Collected data:
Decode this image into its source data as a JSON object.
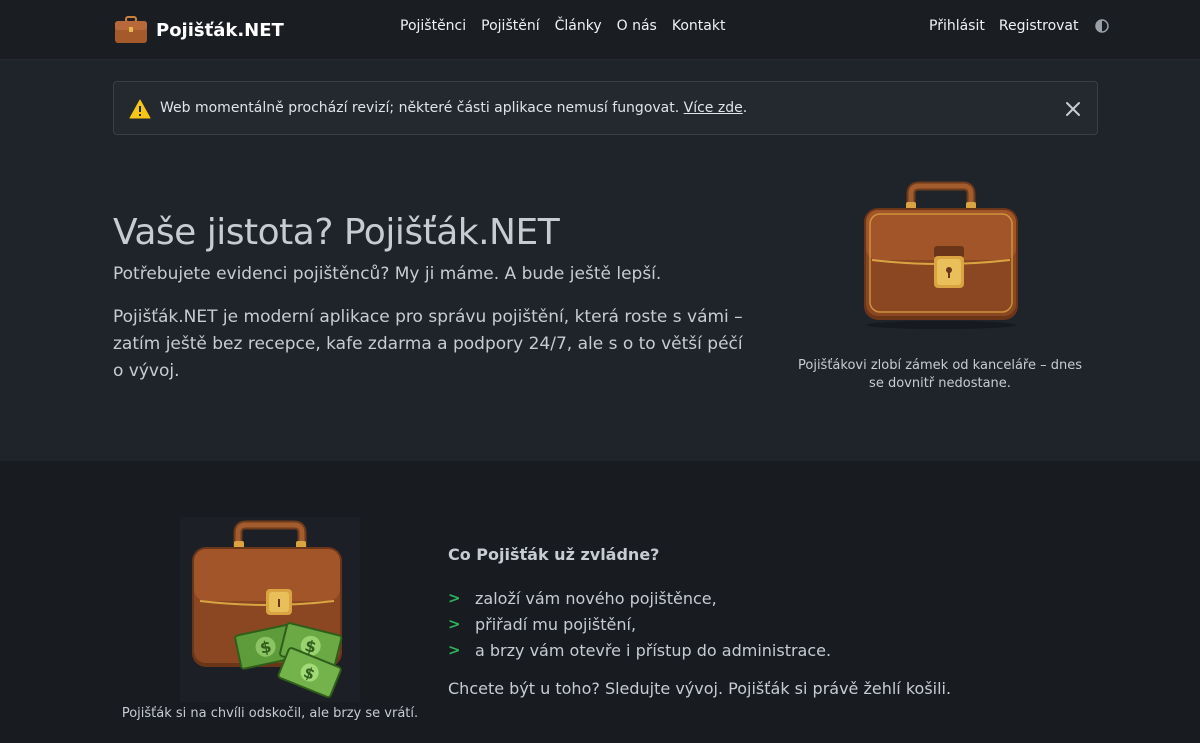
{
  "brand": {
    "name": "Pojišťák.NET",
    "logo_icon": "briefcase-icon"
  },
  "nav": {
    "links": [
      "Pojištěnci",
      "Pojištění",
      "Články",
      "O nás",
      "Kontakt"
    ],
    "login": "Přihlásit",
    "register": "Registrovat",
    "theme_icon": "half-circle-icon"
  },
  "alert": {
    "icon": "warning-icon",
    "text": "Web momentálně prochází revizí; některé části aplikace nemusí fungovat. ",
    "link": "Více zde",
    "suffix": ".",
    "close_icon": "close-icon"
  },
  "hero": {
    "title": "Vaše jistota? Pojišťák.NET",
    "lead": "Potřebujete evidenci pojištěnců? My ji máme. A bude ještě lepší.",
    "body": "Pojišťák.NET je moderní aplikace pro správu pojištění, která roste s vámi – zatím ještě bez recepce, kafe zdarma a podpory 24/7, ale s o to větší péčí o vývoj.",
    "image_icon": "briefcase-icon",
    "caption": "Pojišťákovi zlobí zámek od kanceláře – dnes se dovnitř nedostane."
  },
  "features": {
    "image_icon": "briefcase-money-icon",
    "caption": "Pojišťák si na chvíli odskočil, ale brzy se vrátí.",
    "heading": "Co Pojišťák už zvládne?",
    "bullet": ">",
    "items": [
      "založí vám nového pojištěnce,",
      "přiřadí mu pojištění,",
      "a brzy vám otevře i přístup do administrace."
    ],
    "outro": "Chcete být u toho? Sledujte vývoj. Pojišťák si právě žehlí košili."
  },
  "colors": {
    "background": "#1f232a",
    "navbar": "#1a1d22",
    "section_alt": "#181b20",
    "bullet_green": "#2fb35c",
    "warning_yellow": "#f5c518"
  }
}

### Aim of the task
Show, from the listing above, each line that contains the word "brzy".

### Expected answer
    "caption": "Pojišťák si na chvíli odskočil, ale brzy se vrátí.",
      "a brzy vám otevře i přístup do administrace."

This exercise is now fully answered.